DIRECTIONS FOR THIS TASK »
All of the data should be output character for character, except the pictures.

··· PROVIDED DATA ···

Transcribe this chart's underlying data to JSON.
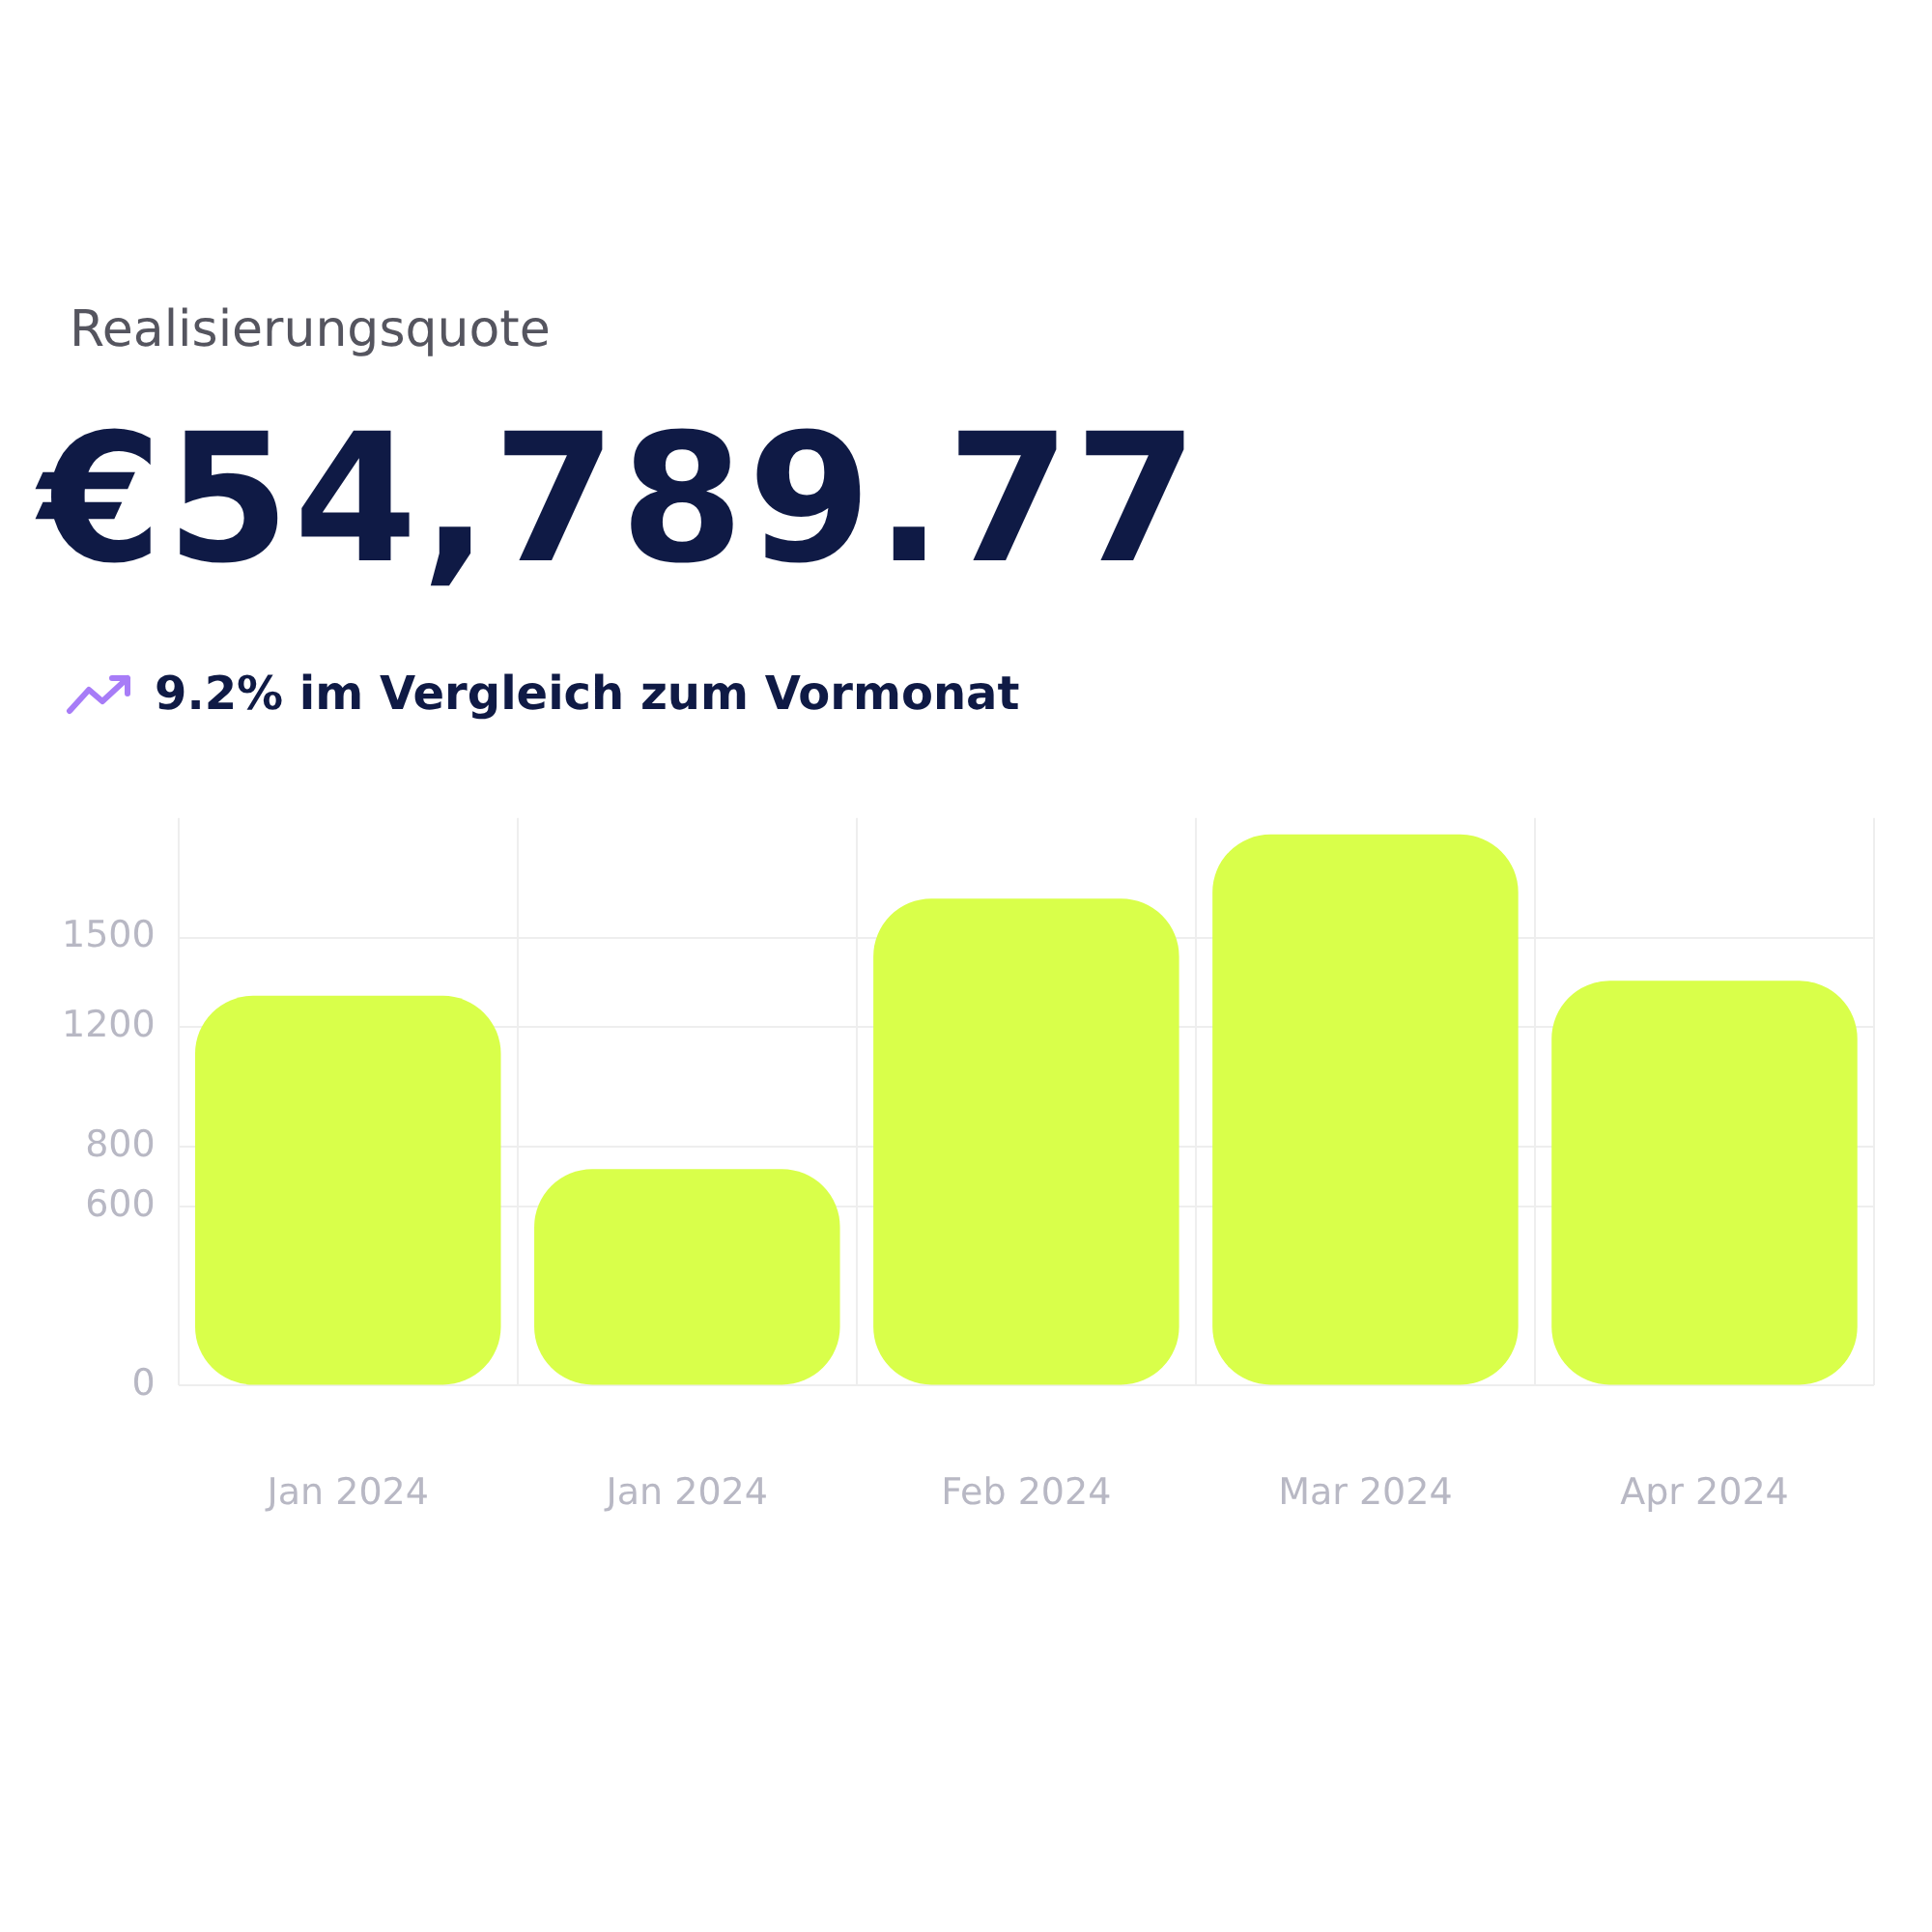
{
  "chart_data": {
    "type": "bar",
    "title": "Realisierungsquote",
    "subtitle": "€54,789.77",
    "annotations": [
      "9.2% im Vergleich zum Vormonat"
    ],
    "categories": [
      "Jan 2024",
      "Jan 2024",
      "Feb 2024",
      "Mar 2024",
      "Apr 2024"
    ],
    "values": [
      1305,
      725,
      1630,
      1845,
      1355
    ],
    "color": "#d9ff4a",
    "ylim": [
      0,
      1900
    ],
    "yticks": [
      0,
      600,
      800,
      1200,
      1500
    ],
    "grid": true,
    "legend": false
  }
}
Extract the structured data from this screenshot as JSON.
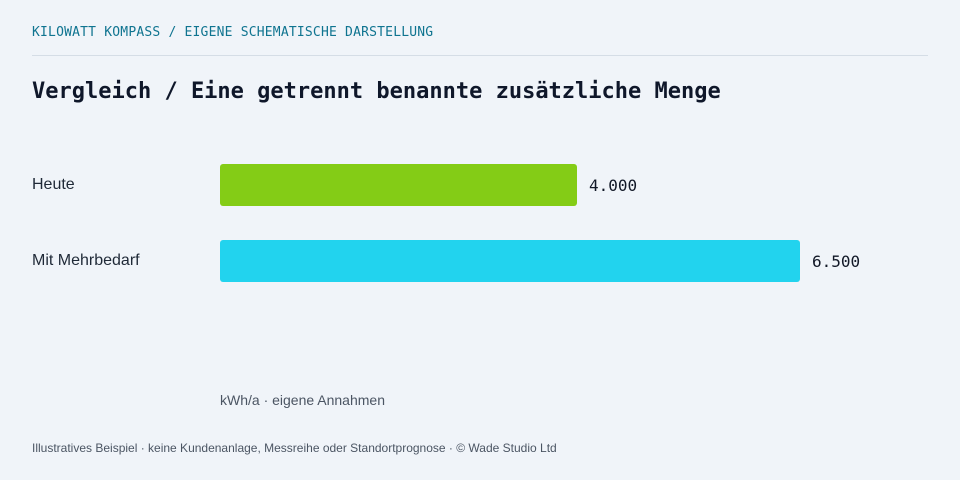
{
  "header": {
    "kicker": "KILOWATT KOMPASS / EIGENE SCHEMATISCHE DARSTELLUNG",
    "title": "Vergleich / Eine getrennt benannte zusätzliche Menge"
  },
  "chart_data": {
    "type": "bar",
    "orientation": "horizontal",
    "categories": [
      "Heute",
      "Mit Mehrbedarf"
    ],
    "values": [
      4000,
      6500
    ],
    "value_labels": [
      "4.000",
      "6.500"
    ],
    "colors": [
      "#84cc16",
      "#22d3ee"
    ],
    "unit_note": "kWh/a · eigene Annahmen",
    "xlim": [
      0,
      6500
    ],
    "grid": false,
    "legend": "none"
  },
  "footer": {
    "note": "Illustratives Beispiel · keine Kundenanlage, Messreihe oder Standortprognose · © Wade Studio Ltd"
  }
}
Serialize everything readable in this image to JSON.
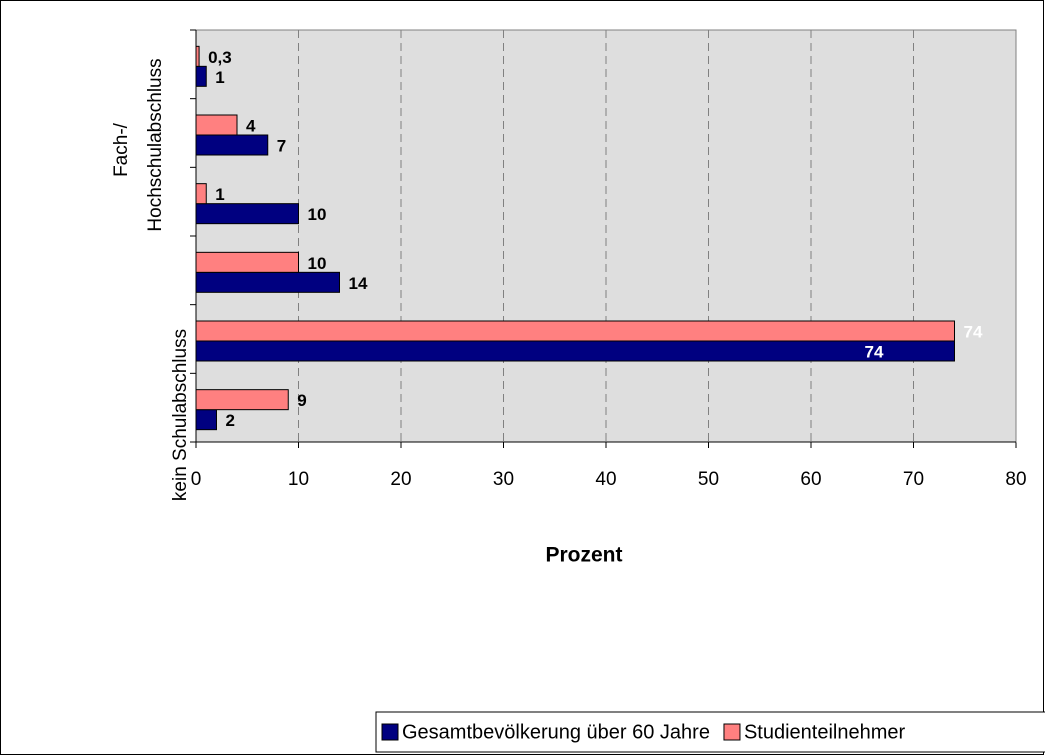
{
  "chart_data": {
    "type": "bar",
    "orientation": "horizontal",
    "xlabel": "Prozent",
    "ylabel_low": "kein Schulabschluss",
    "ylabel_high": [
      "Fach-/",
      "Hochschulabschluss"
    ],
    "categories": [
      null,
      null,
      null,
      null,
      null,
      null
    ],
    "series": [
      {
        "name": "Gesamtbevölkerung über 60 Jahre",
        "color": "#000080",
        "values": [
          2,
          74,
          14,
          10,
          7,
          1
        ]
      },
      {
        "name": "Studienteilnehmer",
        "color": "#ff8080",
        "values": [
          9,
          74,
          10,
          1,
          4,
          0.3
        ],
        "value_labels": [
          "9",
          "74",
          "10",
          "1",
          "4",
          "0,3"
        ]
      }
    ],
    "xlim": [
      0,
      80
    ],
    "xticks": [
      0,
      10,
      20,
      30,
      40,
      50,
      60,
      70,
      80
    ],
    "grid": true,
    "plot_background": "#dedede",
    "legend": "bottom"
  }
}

···

ANSWER TO THIS PROBLEM »
Transcribe this chart's underlying data to JSON.
{
  "chart_data": {
    "type": "bar",
    "title": "Realisierungsquote",
    "subtitle": "€54,789.77",
    "annotations": [
      "9.2% im Vergleich zum Vormonat"
    ],
    "categories": [
      "Jan 2024",
      "Jan 2024",
      "Feb 2024",
      "Mar 2024",
      "Apr 2024"
    ],
    "values": [
      1305,
      725,
      1630,
      1845,
      1355
    ],
    "color": "#d9ff4a",
    "ylim": [
      0,
      1900
    ],
    "yticks": [
      0,
      600,
      800,
      1200,
      1500
    ],
    "grid": true,
    "legend": false
  }
}
Extract the structured data from this screenshot as JSON.
{
  "header": {
    "kicker": "KILOWATT KOMPASS / EIGENE SCHEMATISCHE DARSTELLUNG",
    "title": "Vergleich / Eine getrennt benannte zusätzliche Menge"
  },
  "chart_data": {
    "type": "bar",
    "orientation": "horizontal",
    "categories": [
      "Heute",
      "Mit Mehrbedarf"
    ],
    "values": [
      4000,
      6500
    ],
    "value_labels": [
      "4.000",
      "6.500"
    ],
    "colors": [
      "#84cc16",
      "#22d3ee"
    ],
    "unit_note": "kWh/a · eigene Annahmen",
    "xlim": [
      0,
      6500
    ],
    "grid": false,
    "legend": "none"
  },
  "footer": {
    "note": "Illustratives Beispiel · keine Kundenanlage, Messreihe oder Standortprognose · © Wade Studio Ltd"
  }
}
Serialize everything readable in this image to JSON.
{
  "chart_data": {
    "type": "bar",
    "orientation": "horizontal",
    "xlabel": "Prozent",
    "ylabel_low": "kein Schulabschluss",
    "ylabel_high": [
      "Fach-/",
      "Hochschulabschluss"
    ],
    "categories": [
      null,
      null,
      null,
      null,
      null,
      null
    ],
    "series": [
      {
        "name": "Gesamtbevölkerung über 60 Jahre",
        "color": "#000080",
        "values": [
          2,
          74,
          14,
          10,
          7,
          1
        ]
      },
      {
        "name": "Studienteilnehmer",
        "color": "#ff8080",
        "values": [
          9,
          74,
          10,
          1,
          4,
          0.3
        ],
        "value_labels": [
          "9",
          "74",
          "10",
          "1",
          "4",
          "0,3"
        ]
      }
    ],
    "xlim": [
      0,
      80
    ],
    "xticks": [
      0,
      10,
      20,
      30,
      40,
      50,
      60,
      70,
      80
    ],
    "grid": true,
    "plot_background": "#dedede",
    "legend": "bottom"
  }
}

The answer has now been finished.